* _DO THIS_: Retype each entry below, keeping every character the same.

* _INFORMATION PROVIDED_:
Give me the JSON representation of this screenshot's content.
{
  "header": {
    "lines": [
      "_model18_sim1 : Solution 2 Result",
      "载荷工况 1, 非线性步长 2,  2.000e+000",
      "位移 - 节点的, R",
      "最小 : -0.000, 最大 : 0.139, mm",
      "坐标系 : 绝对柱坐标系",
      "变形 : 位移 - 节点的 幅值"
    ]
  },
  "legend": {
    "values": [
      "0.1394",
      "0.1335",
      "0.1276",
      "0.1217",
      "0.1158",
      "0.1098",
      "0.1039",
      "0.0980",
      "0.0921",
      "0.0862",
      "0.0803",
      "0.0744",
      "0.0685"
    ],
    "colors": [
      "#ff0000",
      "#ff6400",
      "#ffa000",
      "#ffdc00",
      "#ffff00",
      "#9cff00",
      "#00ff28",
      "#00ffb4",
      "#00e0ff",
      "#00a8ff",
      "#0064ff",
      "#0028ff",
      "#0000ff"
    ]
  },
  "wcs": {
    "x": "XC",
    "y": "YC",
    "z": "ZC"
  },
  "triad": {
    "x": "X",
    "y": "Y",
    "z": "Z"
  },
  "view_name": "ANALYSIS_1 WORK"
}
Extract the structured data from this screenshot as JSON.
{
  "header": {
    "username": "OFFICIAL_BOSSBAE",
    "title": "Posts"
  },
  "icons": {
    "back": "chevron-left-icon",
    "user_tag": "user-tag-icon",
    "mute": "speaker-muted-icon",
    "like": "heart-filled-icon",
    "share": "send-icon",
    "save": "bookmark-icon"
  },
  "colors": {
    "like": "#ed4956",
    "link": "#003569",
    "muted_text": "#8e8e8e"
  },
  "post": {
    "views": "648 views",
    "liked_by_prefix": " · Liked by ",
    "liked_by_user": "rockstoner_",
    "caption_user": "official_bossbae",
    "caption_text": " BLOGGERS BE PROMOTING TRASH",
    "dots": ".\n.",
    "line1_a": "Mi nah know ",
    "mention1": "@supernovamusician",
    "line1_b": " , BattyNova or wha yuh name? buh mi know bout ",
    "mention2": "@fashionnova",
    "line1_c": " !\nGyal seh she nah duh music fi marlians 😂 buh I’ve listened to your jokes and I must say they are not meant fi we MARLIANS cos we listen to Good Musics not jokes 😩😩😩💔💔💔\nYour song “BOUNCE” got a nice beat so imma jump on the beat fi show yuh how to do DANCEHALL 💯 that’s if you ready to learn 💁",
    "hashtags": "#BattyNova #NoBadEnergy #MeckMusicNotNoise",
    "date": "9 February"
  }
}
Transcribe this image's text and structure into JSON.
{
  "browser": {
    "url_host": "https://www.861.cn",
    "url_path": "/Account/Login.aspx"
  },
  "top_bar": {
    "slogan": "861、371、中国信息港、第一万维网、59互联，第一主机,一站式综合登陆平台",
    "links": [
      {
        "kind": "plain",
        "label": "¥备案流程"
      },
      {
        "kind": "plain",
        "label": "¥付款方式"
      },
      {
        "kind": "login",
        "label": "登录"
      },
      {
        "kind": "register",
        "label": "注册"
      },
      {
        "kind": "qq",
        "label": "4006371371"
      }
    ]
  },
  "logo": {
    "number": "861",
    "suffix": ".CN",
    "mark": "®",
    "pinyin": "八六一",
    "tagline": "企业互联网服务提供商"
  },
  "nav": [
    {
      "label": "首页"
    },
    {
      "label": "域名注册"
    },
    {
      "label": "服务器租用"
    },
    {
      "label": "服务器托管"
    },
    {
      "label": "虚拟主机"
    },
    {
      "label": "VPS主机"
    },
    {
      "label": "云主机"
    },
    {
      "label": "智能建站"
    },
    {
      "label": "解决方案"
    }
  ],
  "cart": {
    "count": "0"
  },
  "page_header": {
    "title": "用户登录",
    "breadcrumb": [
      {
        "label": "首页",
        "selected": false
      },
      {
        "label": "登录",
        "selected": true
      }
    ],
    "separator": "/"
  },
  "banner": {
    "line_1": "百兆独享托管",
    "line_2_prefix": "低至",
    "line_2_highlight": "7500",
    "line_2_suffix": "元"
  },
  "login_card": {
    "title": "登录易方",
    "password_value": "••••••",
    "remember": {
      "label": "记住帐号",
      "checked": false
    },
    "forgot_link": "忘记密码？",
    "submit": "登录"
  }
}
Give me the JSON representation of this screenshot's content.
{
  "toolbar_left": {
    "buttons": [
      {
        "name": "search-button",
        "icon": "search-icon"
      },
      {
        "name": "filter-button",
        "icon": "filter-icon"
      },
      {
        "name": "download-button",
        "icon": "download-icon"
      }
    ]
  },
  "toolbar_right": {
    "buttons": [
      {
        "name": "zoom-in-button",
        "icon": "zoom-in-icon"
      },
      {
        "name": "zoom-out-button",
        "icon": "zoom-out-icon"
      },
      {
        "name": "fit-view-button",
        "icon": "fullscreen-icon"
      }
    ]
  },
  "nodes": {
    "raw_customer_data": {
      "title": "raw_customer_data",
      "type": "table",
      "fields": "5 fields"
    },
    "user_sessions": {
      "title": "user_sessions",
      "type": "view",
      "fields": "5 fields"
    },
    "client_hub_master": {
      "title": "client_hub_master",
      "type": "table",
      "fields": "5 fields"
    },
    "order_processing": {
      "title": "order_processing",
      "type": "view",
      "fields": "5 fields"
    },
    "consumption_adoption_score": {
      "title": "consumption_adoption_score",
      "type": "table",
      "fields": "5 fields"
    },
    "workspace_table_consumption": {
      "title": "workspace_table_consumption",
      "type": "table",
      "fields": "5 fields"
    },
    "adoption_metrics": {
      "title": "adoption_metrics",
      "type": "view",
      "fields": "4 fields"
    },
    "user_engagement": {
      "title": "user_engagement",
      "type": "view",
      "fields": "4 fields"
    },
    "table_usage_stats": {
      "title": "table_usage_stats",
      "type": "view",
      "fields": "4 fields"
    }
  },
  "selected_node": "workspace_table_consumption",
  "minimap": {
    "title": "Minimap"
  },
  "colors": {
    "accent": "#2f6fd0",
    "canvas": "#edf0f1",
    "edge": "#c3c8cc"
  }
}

* _RESULT BELOW_:
Give me the JSON representation of this screenshot's content.
{
  "header": {
    "lines": [
      "_model18_sim1 : Solution 2 Result",
      "载荷工况 1, 非线性步长 2,  2.000e+000",
      "位移 - 节点的, R",
      "最小 : -0.000, 最大 : 0.139, mm",
      "坐标系 : 绝对柱坐标系",
      "变形 : 位移 - 节点的 幅值"
    ]
  },
  "legend": {
    "values": [
      "0.1394",
      "0.1335",
      "0.1276",
      "0.1217",
      "0.1158",
      "0.1098",
      "0.1039",
      "0.0980",
      "0.0921",
      "0.0862",
      "0.0803",
      "0.0744",
      "0.0685"
    ],
    "colors": [
      "#ff0000",
      "#ff6400",
      "#ffa000",
      "#ffdc00",
      "#ffff00",
      "#9cff00",
      "#00ff28",
      "#00ffb4",
      "#00e0ff",
      "#00a8ff",
      "#0064ff",
      "#0028ff",
      "#0000ff"
    ]
  },
  "wcs": {
    "x": "XC",
    "y": "YC",
    "z": "ZC"
  },
  "triad": {
    "x": "X",
    "y": "Y",
    "z": "Z"
  },
  "view_name": "ANALYSIS_1 WORK"
}
Extract the structured data from this screenshot as JSON.
{
  "header": {
    "username": "OFFICIAL_BOSSBAE",
    "title": "Posts"
  },
  "icons": {
    "back": "chevron-left-icon",
    "user_tag": "user-tag-icon",
    "mute": "speaker-muted-icon",
    "like": "heart-filled-icon",
    "share": "send-icon",
    "save": "bookmark-icon"
  },
  "colors": {
    "like": "#ed4956",
    "link": "#003569",
    "muted_text": "#8e8e8e"
  },
  "post": {
    "views": "648 views",
    "liked_by_prefix": " · Liked by ",
    "liked_by_user": "rockstoner_",
    "caption_user": "official_bossbae",
    "caption_text": " BLOGGERS BE PROMOTING TRASH",
    "dots": ".\n.",
    "line1_a": "Mi nah know ",
    "mention1": "@supernovamusician",
    "line1_b": " , BattyNova or wha yuh name? buh mi know bout ",
    "mention2": "@fashionnova",
    "line1_c": " !\nGyal seh she nah duh music fi marlians 😂 buh I’ve listened to your jokes and I must say they are not meant fi we MARLIANS cos we listen to Good Musics not jokes 😩😩😩💔💔💔\nYour song “BOUNCE” got a nice beat so imma jump on the beat fi show yuh how to do DANCEHALL 💯 that’s if you ready to learn 💁",
    "hashtags": "#BattyNova #NoBadEnergy #MeckMusicNotNoise",
    "date": "9 February"
  }
}
Transcribe this image's text and structure into JSON.
{
  "browser": {
    "url_host": "https://www.861.cn",
    "url_path": "/Account/Login.aspx"
  },
  "top_bar": {
    "slogan": "861、371、中国信息港、第一万维网、59互联，第一主机,一站式综合登陆平台",
    "links": [
      {
        "kind": "plain",
        "label": "¥备案流程"
      },
      {
        "kind": "plain",
        "label": "¥付款方式"
      },
      {
        "kind": "login",
        "label": "登录"
      },
      {
        "kind": "register",
        "label": "注册"
      },
      {
        "kind": "qq",
        "label": "4006371371"
      }
    ]
  },
  "logo": {
    "number": "861",
    "suffix": ".CN",
    "mark": "®",
    "pinyin": "八六一",
    "tagline": "企业互联网服务提供商"
  },
  "nav": [
    {
      "label": "首页"
    },
    {
      "label": "域名注册"
    },
    {
      "label": "服务器租用"
    },
    {
      "label": "服务器托管"
    },
    {
      "label": "虚拟主机"
    },
    {
      "label": "VPS主机"
    },
    {
      "label": "云主机"
    },
    {
      "label": "智能建站"
    },
    {
      "label": "解决方案"
    }
  ],
  "cart": {
    "count": "0"
  },
  "page_header": {
    "title": "用户登录",
    "breadcrumb": [
      {
        "label": "首页",
        "selected": false
      },
      {
        "label": "登录",
        "selected": true
      }
    ],
    "separator": "/"
  },
  "banner": {
    "line_1": "百兆独享托管",
    "line_2_prefix": "低至",
    "line_2_highlight": "7500",
    "line_2_suffix": "元"
  },
  "login_card": {
    "title": "登录易方",
    "password_value": "••••••",
    "remember": {
      "label": "记住帐号",
      "checked": false
    },
    "forgot_link": "忘记密码？",
    "submit": "登录"
  }
}
Give me the JSON representation of this screenshot's content.
{
  "toolbar_left": {
    "buttons": [
      {
        "name": "search-button",
        "icon": "search-icon"
      },
      {
        "name": "filter-button",
        "icon": "filter-icon"
      },
      {
        "name": "download-button",
        "icon": "download-icon"
      }
    ]
  },
  "toolbar_right": {
    "buttons": [
      {
        "name": "zoom-in-button",
        "icon": "zoom-in-icon"
      },
      {
        "name": "zoom-out-button",
        "icon": "zoom-out-icon"
      },
      {
        "name": "fit-view-button",
        "icon": "fullscreen-icon"
      }
    ]
  },
  "nodes": {
    "raw_customer_data": {
      "title": "raw_customer_data",
      "type": "table",
      "fields": "5 fields"
    },
    "user_sessions": {
      "title": "user_sessions",
      "type": "view",
      "fields": "5 fields"
    },
    "client_hub_master": {
      "title": "client_hub_master",
      "type": "table",
      "fields": "5 fields"
    },
    "order_processing": {
      "title": "order_processing",
      "type": "view",
      "fields": "5 fields"
    },
    "consumption_adoption_score": {
      "title": "consumption_adoption_score",
      "type": "table",
      "fields": "5 fields"
    },
    "workspace_table_consumption": {
      "title": "workspace_table_consumption",
      "type": "table",
      "fields": "5 fields"
    },
    "adoption_metrics": {
      "title": "adoption_metrics",
      "type": "view",
      "fields": "4 fields"
    },
    "user_engagement": {
      "title": "user_engagement",
      "type": "view",
      "fields": "4 fields"
    },
    "table_usage_stats": {
      "title": "table_usage_stats",
      "type": "view",
      "fields": "4 fields"
    }
  },
  "selected_node": "workspace_table_consumption",
  "minimap": {
    "title": "Minimap"
  },
  "colors": {
    "accent": "#2f6fd0",
    "canvas": "#edf0f1",
    "edge": "#c3c8cc"
  }
}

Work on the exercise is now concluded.